SHORT EXERCISE: For every line in the records that has the word "water", make a copy.

DATA SHOWN:
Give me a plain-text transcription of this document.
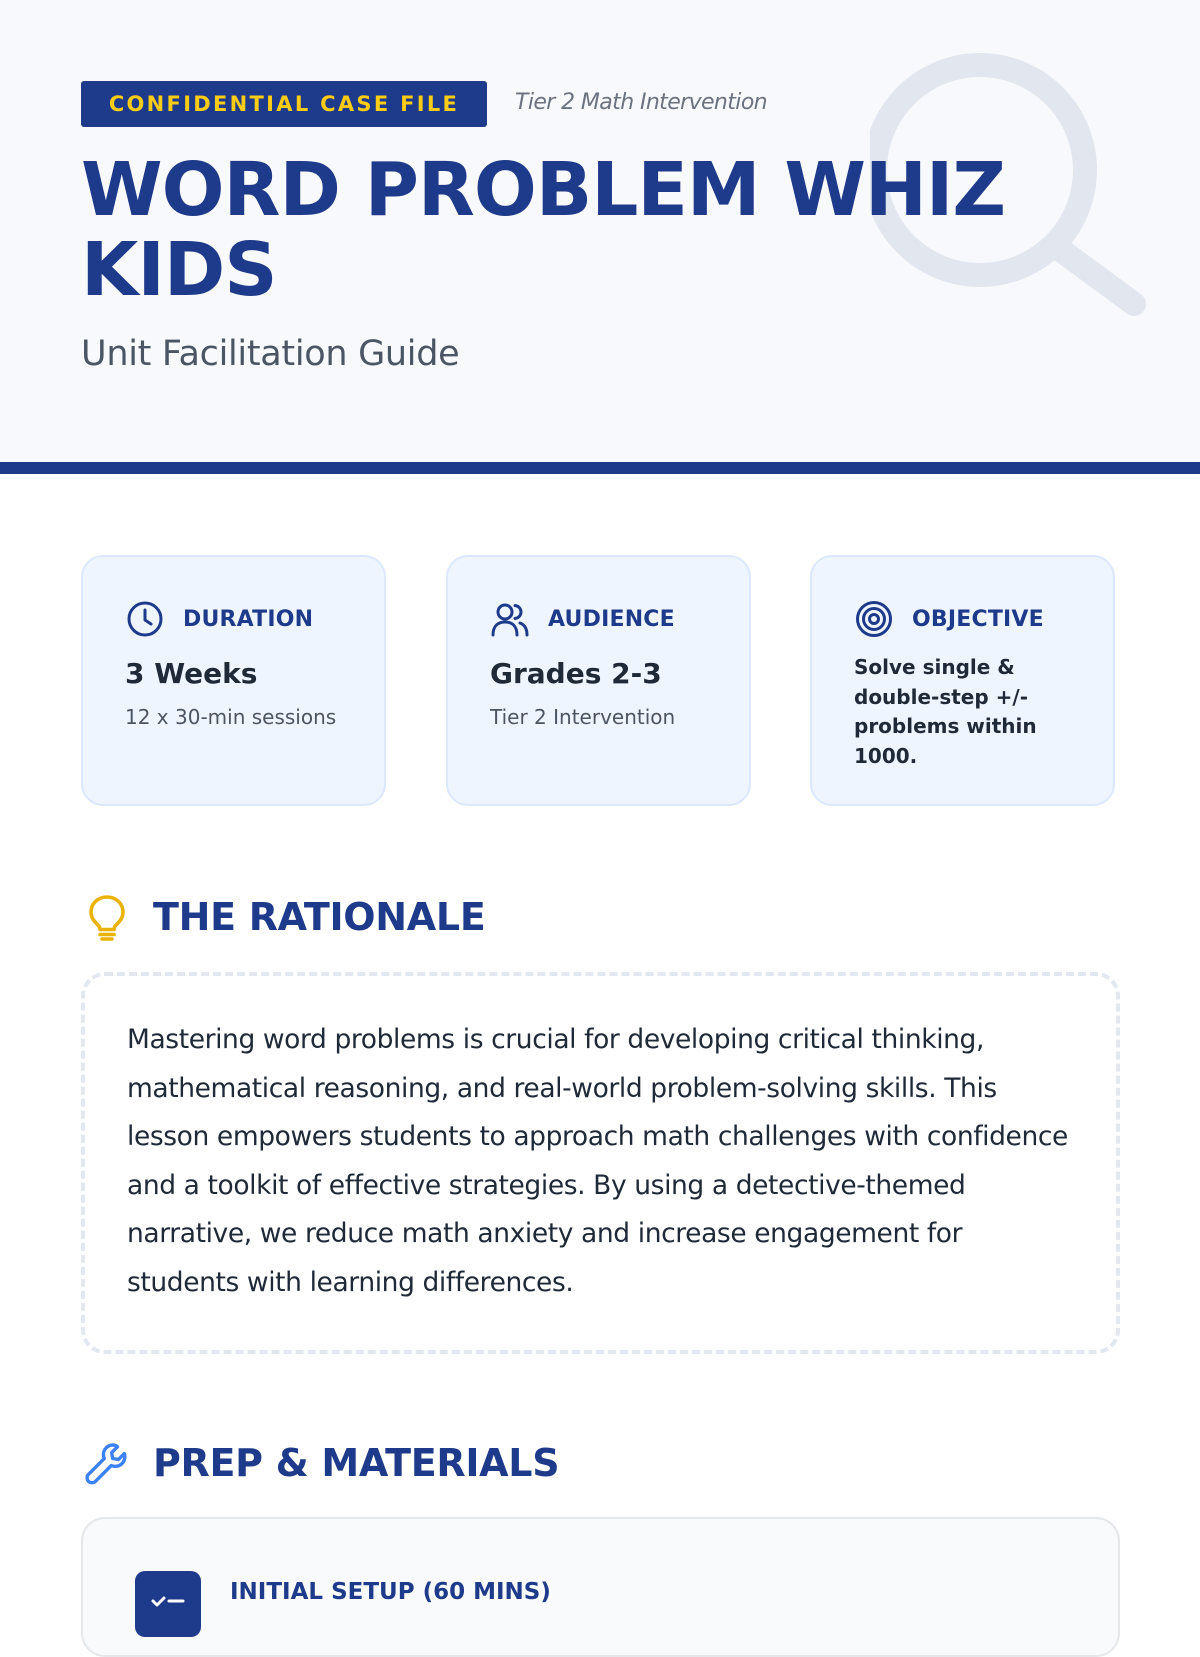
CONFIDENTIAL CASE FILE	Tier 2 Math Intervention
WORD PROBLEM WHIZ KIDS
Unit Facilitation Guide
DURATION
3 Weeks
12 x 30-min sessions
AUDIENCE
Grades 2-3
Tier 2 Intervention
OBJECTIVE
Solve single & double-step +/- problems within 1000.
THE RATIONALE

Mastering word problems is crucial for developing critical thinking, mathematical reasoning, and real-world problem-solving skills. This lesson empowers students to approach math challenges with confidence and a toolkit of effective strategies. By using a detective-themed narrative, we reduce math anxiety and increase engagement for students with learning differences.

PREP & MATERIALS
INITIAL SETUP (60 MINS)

...

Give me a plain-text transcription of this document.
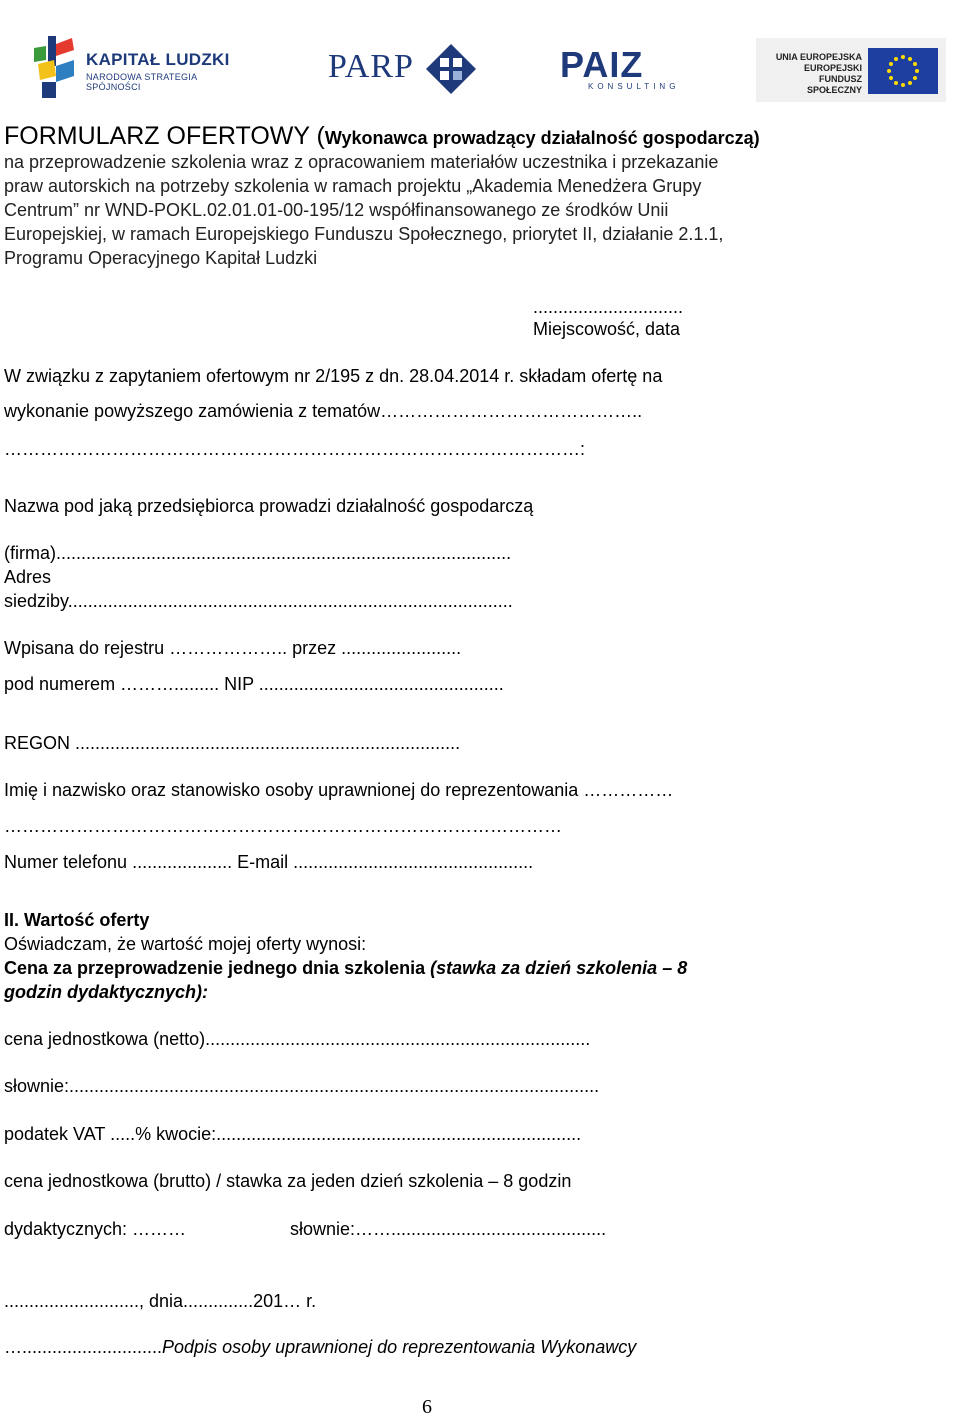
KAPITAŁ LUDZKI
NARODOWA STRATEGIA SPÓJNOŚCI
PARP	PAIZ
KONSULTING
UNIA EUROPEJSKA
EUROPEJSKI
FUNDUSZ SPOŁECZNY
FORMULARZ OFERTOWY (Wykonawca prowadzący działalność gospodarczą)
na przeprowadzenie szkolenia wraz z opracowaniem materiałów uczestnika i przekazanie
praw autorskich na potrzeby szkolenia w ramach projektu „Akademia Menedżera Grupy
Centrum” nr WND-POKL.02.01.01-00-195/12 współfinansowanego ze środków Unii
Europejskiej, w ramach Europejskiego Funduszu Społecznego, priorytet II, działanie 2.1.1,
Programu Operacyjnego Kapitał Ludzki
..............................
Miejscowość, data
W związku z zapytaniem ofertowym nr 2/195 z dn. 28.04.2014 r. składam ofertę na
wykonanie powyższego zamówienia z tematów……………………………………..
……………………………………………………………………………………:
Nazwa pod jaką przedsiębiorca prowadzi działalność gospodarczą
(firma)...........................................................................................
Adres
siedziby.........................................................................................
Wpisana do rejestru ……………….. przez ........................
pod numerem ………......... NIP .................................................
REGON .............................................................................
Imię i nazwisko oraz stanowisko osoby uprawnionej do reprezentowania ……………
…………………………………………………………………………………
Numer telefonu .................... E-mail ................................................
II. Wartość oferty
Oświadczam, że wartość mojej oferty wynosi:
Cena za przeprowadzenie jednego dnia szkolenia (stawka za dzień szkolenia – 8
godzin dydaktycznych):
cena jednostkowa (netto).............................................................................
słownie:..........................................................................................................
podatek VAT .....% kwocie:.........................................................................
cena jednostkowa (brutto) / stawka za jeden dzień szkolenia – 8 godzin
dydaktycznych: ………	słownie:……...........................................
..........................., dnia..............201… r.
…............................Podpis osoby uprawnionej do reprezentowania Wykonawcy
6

* * *

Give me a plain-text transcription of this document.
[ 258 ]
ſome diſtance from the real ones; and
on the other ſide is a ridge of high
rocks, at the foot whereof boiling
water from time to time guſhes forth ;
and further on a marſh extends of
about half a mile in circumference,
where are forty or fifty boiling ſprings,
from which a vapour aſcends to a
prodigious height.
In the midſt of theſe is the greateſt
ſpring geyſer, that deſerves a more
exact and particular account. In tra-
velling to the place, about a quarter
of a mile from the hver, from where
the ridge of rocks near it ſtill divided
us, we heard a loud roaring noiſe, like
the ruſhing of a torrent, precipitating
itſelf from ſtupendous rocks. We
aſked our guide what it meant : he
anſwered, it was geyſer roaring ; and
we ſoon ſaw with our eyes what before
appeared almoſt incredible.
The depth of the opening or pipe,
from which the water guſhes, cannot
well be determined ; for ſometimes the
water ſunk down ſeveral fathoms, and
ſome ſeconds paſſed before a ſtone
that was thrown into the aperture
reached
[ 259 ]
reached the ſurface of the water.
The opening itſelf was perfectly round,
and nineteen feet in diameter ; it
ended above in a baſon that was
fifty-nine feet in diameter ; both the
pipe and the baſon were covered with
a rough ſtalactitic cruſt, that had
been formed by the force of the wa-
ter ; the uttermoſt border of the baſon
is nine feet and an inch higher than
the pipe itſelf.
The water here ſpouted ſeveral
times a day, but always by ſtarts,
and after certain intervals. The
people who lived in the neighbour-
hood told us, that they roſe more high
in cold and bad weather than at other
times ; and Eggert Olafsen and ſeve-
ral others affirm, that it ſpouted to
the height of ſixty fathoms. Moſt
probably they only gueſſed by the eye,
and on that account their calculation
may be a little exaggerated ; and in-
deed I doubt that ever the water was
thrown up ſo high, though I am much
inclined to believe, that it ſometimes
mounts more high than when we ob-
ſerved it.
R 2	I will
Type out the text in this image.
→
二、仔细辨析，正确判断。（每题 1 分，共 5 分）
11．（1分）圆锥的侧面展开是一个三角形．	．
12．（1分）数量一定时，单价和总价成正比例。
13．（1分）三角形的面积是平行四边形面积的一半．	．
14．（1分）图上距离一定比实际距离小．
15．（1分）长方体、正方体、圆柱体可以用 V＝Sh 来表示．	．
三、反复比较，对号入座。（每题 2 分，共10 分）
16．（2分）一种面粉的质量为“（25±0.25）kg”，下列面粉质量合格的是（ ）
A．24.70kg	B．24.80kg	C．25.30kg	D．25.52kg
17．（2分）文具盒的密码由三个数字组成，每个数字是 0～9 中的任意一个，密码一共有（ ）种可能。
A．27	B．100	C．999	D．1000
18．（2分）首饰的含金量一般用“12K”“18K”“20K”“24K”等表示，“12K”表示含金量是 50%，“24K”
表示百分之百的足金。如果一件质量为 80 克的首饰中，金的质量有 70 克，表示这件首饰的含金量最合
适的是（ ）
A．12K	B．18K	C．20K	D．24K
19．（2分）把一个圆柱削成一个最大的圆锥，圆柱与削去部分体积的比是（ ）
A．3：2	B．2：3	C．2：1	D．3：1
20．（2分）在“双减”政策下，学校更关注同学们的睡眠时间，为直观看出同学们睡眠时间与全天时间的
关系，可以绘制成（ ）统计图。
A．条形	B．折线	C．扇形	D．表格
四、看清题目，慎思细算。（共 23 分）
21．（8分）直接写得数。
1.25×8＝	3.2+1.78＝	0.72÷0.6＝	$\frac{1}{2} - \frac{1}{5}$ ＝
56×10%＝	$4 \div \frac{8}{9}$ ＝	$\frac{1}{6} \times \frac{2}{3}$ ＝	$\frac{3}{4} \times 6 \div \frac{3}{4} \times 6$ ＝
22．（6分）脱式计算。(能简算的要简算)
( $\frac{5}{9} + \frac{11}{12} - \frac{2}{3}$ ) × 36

CORRECT RESULT:
water from time to time guſhes forth ;
from which the water guſhes, cannot
water ſunk down ſeveral fathoms, and
reached the ſurface of the water.
The water here ſpouted ſeveral
deed I doubt that ever the water was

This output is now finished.